- [What the task requires] Collect all lines containing the word "vågen" from the data.

- [Data]
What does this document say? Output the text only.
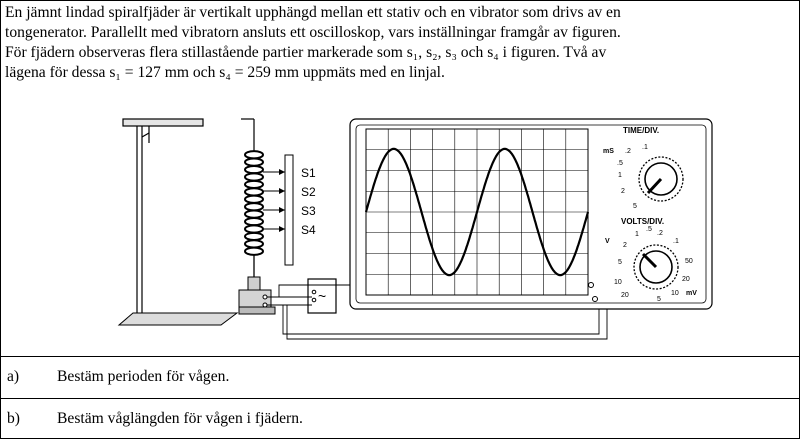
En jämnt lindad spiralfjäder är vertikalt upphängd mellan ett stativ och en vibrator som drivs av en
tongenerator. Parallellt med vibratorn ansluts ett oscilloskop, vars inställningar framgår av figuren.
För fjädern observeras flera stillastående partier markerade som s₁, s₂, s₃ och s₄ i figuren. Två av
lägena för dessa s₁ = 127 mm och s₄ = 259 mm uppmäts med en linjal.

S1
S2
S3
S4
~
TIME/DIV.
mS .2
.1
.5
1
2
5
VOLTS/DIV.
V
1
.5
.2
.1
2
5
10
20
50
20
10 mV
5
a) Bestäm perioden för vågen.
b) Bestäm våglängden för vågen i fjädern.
---
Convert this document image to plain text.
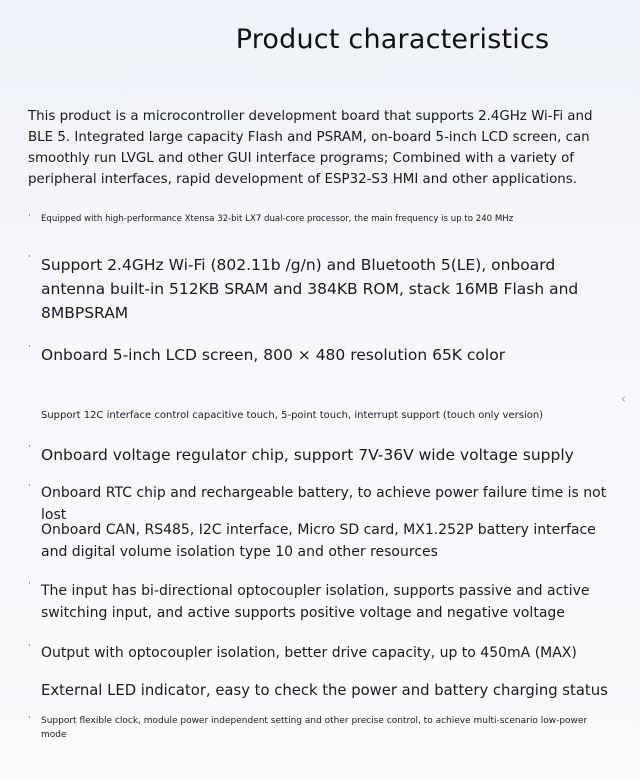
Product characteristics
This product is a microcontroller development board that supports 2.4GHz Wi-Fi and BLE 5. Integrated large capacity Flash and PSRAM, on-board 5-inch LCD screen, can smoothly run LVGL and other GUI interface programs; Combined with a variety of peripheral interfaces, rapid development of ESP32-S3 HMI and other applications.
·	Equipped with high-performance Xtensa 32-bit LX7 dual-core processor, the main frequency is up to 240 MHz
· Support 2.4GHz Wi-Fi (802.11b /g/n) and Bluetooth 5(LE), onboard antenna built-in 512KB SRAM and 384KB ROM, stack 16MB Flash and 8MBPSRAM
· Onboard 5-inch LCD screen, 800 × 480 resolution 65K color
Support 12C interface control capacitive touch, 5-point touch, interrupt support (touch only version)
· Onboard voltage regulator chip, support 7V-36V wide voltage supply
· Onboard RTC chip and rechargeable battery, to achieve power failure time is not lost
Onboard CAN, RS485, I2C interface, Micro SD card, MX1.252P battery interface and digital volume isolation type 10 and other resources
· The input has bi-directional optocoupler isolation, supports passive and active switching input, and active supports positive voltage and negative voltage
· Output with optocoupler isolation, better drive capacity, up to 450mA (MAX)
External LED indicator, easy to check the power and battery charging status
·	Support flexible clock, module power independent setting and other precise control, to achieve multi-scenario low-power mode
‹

- [Solution for this problem]
a) Bestäm perioden för vågen.
b) Bestäm våglängden för vågen i fjädern.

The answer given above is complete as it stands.